- Dataset records
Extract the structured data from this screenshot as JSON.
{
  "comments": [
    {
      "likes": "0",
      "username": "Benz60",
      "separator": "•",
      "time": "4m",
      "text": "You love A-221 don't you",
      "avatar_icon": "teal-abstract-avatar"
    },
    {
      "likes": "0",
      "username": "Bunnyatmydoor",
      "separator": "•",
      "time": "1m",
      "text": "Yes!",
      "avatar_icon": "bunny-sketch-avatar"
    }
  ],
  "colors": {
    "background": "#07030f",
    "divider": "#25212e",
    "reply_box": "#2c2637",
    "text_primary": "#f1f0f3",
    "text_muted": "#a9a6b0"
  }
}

- WHAT IS BEING ASKED
Retype the records in full. Keep every line identical to the original.

- RESULT FOR THIS EXERCISE
Extract the structured data from this screenshot as JSON.
{
  "comments": [
    {
      "likes": "0",
      "username": "Benz60",
      "separator": "•",
      "time": "4m",
      "text": "You love A-221 don't you",
      "avatar_icon": "teal-abstract-avatar"
    },
    {
      "likes": "0",
      "username": "Bunnyatmydoor",
      "separator": "•",
      "time": "1m",
      "text": "Yes!",
      "avatar_icon": "bunny-sketch-avatar"
    }
  ],
  "colors": {
    "background": "#07030f",
    "divider": "#25212e",
    "reply_box": "#2c2637",
    "text_primary": "#f1f0f3",
    "text_muted": "#a9a6b0"
  }
}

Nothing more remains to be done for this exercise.